INPUT.
--
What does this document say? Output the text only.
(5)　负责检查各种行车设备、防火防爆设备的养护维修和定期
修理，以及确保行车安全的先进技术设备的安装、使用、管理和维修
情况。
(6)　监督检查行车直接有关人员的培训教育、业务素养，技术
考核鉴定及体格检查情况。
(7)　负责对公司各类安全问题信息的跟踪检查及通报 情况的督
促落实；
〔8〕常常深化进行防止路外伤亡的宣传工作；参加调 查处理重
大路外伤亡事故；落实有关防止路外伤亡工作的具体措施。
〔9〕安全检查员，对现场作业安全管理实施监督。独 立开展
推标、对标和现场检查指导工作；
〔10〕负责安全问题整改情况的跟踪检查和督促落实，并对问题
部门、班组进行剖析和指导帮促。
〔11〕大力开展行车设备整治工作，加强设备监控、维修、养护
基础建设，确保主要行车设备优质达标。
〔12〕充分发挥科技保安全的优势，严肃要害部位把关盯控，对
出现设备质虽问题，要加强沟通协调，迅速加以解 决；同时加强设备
--
PROBLEM DESCRIPTION. Reproduce the material precisely, including every line.

EXPECTED OUTPUT.
What does this document say? Output the text only.
(5)　负责检查各种行车设备、防火防爆设备的养护维修和定期
修理，以及确保行车安全的先进技术设备的安装、使用、管理和维修
情况。
(6)　监督检查行车直接有关人员的培训教育、业务素养，技术
考核鉴定及体格检查情况。
(7)　负责对公司各类安全问题信息的跟踪检查及通报 情况的督
促落实；
〔8〕常常深化进行防止路外伤亡的宣传工作；参加调 查处理重
大路外伤亡事故；落实有关防止路外伤亡工作的具体措施。
〔9〕安全检查员，对现场作业安全管理实施监督。独 立开展
推标、对标和现场检查指导工作；
〔10〕负责安全问题整改情况的跟踪检查和督促落实，并对问题
部门、班组进行剖析和指导帮促。
〔11〕大力开展行车设备整治工作，加强设备监控、维修、养护
基础建设，确保主要行车设备优质达标。
〔12〕充分发挥科技保安全的优势，严肃要害部位把关盯控，对
出现设备质虽问题，要加强沟通协调，迅速加以解 决；同时加强设备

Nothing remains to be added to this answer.